** START OF MATERIAL FOR THIS TASK **

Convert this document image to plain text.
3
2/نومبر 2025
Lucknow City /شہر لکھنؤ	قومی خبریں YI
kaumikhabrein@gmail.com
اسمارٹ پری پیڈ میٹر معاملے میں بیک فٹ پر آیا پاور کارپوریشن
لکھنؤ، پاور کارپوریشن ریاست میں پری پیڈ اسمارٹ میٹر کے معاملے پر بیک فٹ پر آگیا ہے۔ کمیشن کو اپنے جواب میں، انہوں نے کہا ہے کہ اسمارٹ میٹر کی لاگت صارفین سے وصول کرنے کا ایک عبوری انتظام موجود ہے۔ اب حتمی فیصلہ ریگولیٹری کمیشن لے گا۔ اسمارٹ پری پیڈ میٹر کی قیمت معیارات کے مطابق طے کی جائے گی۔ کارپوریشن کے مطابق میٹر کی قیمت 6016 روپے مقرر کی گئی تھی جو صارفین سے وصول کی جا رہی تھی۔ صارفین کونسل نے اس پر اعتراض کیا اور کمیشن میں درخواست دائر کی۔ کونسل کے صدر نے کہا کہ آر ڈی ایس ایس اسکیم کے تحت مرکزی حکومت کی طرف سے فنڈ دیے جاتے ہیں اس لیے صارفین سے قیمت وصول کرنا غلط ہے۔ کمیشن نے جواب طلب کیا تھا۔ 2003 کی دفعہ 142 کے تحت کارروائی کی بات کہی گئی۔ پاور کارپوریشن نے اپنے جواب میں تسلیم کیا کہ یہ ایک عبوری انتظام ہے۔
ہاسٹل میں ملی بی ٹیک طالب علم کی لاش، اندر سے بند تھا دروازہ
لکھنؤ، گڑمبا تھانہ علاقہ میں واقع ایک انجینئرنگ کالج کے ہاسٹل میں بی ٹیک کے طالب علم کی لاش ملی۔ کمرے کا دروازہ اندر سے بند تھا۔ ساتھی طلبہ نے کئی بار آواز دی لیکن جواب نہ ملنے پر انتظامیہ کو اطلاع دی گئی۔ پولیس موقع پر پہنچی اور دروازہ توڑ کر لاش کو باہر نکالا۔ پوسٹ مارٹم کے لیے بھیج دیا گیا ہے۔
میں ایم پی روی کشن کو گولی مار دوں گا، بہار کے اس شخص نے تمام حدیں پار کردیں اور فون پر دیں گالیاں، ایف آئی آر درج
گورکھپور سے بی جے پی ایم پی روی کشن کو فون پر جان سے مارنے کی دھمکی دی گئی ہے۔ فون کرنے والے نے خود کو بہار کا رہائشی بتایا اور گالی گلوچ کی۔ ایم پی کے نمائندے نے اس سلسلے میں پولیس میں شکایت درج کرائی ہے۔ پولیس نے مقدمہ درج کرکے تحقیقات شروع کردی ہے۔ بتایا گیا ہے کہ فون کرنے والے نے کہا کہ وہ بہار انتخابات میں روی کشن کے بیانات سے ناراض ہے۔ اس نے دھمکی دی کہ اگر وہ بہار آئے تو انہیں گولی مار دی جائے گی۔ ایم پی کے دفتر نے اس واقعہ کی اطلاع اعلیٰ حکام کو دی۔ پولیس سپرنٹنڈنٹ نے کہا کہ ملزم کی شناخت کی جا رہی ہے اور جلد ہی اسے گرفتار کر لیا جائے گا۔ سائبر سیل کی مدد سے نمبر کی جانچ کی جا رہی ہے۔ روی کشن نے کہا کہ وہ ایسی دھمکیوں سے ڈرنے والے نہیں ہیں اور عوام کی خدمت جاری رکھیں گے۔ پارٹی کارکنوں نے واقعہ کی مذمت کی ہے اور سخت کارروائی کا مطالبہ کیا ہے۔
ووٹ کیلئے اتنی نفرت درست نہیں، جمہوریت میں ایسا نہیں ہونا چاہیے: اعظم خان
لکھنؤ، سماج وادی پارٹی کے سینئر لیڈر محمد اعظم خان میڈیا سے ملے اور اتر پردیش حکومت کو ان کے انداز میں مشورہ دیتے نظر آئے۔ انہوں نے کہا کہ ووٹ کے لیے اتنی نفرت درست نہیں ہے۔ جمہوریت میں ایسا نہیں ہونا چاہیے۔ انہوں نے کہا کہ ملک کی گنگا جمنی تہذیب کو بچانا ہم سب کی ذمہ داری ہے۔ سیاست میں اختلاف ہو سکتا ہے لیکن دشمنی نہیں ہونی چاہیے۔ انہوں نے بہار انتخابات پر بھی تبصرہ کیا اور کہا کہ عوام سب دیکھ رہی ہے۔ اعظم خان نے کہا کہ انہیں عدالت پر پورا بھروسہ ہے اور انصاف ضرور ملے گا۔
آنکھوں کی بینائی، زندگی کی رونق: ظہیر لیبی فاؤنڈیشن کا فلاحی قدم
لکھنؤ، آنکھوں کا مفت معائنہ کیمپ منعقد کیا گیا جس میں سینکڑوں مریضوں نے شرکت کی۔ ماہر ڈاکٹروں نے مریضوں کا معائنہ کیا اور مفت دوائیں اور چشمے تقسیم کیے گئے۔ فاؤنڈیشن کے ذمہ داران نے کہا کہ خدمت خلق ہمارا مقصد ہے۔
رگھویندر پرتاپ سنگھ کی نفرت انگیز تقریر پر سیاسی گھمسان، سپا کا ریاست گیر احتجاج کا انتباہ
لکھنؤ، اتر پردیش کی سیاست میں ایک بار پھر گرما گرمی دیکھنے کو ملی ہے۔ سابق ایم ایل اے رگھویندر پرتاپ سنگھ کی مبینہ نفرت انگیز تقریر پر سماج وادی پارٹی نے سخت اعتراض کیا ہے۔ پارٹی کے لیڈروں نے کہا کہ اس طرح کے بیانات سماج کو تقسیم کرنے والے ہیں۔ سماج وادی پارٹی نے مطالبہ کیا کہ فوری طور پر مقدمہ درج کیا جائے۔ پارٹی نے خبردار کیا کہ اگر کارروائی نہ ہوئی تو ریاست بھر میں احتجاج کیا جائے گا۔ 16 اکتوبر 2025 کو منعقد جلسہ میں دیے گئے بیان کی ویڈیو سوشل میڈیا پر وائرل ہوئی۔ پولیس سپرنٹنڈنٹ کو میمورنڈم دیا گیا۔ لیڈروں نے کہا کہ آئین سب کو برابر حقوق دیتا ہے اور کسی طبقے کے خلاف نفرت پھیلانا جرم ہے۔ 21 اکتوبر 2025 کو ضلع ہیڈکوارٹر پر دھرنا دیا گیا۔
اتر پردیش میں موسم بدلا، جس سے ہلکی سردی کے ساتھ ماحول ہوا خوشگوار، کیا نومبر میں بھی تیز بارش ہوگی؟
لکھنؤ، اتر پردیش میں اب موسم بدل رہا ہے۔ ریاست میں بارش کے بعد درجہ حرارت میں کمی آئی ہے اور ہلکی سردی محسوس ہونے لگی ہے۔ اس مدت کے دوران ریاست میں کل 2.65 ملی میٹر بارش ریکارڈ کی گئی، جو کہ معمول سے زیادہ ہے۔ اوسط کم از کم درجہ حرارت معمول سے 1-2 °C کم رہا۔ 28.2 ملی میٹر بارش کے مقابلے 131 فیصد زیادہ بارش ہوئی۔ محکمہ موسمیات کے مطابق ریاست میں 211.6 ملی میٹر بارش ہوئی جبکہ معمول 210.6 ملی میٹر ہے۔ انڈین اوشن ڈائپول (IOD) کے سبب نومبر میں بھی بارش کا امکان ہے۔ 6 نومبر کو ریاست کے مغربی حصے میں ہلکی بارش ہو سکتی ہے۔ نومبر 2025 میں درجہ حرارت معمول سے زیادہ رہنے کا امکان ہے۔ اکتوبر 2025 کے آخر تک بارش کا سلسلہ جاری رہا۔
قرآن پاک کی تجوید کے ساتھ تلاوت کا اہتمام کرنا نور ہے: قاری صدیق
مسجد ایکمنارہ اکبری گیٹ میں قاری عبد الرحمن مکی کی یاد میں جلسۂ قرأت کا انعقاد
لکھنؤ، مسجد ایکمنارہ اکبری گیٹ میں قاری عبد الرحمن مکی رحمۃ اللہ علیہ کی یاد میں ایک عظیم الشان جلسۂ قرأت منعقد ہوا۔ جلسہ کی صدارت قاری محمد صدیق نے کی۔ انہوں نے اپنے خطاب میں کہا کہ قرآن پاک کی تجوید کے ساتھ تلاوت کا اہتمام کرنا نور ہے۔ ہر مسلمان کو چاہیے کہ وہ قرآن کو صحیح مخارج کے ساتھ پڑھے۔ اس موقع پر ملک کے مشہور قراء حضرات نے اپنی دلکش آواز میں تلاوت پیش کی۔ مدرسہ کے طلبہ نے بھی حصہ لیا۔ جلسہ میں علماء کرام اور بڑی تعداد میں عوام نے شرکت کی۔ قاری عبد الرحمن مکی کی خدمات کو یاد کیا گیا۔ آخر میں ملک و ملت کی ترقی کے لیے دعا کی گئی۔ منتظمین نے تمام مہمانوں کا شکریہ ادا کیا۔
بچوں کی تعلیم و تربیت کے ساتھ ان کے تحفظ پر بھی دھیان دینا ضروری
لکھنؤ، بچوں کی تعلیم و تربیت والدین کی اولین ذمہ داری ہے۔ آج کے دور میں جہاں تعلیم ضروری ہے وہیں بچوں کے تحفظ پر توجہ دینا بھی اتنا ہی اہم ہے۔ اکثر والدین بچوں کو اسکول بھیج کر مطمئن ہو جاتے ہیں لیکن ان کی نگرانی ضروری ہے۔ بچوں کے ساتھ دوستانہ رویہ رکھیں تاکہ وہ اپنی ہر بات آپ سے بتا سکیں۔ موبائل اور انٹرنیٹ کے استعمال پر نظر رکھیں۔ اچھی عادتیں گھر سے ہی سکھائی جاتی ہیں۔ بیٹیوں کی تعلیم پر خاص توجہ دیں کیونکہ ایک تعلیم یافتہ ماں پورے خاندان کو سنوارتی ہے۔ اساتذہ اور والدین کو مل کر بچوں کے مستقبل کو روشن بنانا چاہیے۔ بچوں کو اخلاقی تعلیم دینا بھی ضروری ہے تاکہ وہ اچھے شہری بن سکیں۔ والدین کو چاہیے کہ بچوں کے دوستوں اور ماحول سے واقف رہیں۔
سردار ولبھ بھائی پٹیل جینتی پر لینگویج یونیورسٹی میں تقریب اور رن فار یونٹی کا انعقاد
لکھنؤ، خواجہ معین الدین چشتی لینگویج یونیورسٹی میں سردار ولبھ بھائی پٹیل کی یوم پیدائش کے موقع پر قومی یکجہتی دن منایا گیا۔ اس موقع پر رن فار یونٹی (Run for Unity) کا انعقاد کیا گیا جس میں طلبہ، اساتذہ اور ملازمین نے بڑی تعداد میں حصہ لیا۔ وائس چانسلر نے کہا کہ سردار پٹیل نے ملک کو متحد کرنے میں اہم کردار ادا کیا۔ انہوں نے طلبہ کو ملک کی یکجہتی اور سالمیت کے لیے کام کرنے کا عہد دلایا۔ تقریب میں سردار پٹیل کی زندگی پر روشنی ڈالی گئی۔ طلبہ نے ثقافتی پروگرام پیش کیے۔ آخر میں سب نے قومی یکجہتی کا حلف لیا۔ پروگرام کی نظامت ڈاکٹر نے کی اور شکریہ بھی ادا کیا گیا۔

** END OF MATERIAL FOR THIS TASK **

WHAT THE TASK REQUIRES — Only a number is expected here: the count of lines in the listing that hold the string "فاؤنڈیشن".

WORKED SOLUTION — 2